In the entries that follow, how many lines contain the word "février"? Answer with the number only.

## start Supplied material

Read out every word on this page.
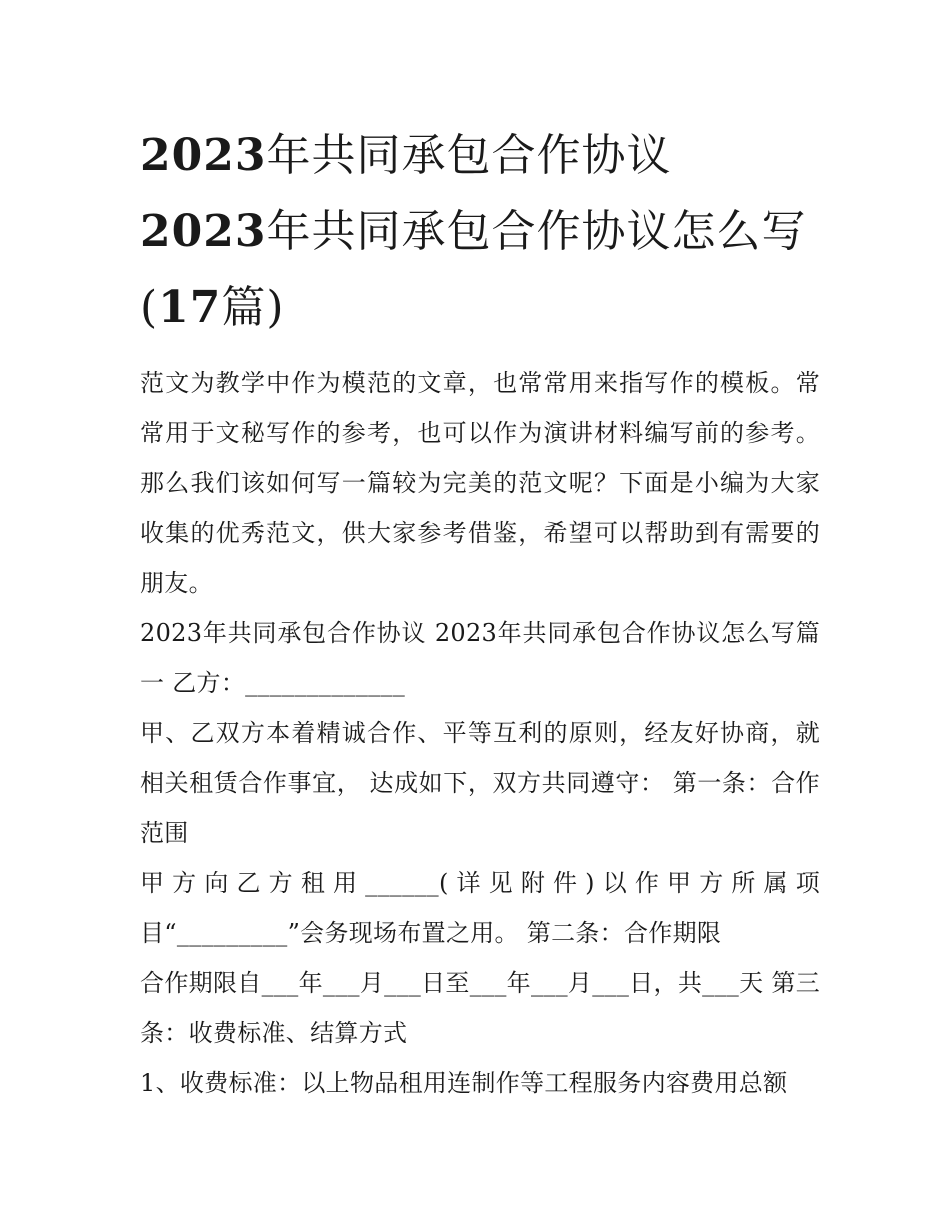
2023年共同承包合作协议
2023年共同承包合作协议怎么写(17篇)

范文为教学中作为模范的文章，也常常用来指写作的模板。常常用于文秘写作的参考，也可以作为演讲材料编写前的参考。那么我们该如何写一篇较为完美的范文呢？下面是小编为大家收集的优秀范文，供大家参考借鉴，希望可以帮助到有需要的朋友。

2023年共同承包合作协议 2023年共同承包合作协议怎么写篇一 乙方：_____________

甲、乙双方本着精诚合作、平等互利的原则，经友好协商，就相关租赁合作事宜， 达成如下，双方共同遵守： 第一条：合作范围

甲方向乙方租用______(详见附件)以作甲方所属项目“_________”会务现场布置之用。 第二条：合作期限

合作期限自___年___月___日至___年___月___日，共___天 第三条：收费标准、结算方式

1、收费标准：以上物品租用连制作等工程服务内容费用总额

## end Supplied material
## start Supplied material

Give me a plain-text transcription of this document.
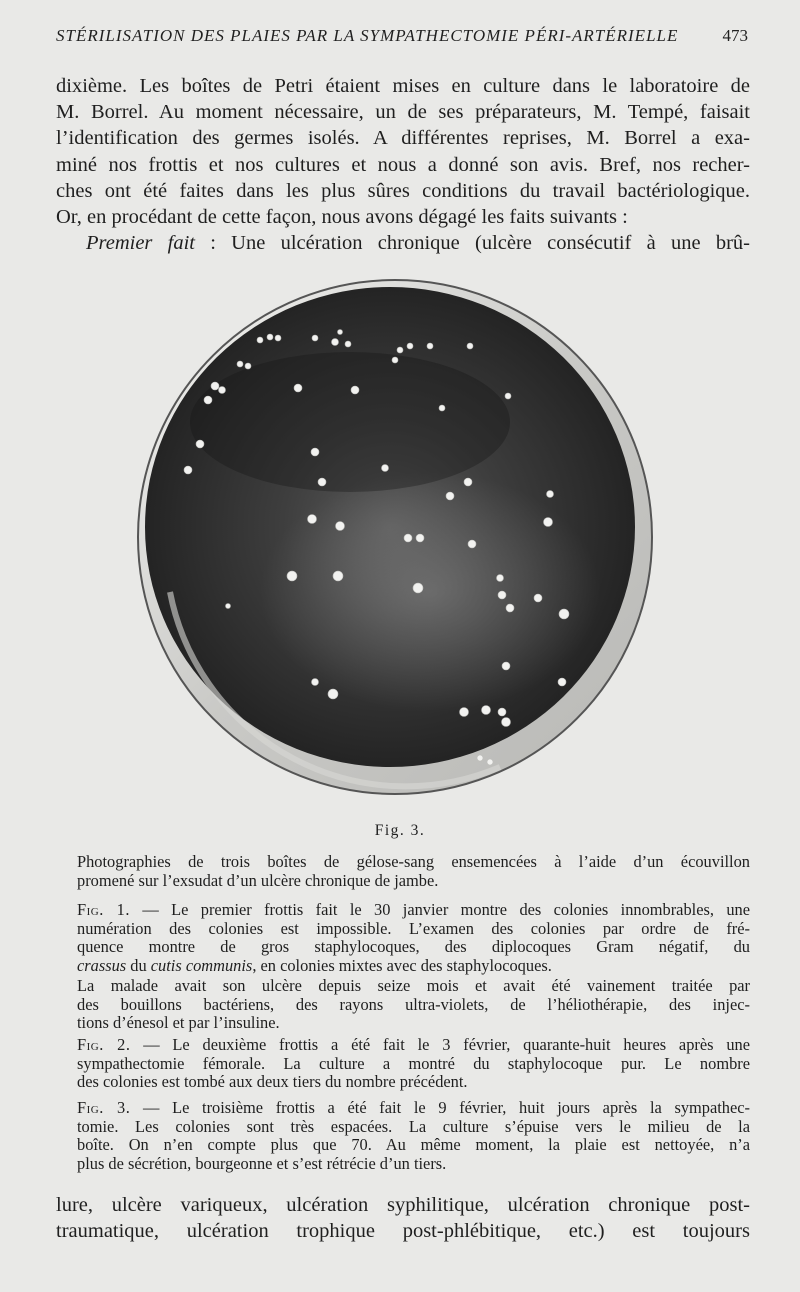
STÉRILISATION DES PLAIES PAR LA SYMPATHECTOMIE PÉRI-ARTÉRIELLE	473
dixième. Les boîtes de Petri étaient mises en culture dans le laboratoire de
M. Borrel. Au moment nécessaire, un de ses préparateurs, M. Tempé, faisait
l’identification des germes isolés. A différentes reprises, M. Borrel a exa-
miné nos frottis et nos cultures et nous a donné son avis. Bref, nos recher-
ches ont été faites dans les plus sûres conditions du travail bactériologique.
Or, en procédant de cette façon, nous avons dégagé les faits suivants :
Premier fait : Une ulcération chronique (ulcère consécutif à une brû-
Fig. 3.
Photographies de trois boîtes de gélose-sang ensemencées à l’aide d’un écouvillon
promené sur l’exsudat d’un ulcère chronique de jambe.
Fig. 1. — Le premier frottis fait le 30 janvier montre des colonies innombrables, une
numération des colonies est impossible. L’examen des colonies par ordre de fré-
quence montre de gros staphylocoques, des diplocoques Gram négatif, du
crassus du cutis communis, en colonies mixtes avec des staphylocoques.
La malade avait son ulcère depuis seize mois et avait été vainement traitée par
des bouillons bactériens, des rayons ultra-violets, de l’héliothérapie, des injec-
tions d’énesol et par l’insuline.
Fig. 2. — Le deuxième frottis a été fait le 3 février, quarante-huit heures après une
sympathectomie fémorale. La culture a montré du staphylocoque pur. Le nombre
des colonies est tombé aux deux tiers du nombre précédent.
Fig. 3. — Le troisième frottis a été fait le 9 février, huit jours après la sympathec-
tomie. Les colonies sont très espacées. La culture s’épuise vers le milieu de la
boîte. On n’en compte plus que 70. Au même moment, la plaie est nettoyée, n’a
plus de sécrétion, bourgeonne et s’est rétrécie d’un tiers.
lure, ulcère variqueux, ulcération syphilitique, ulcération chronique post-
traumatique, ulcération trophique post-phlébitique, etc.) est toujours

## end Supplied material

Task result: 2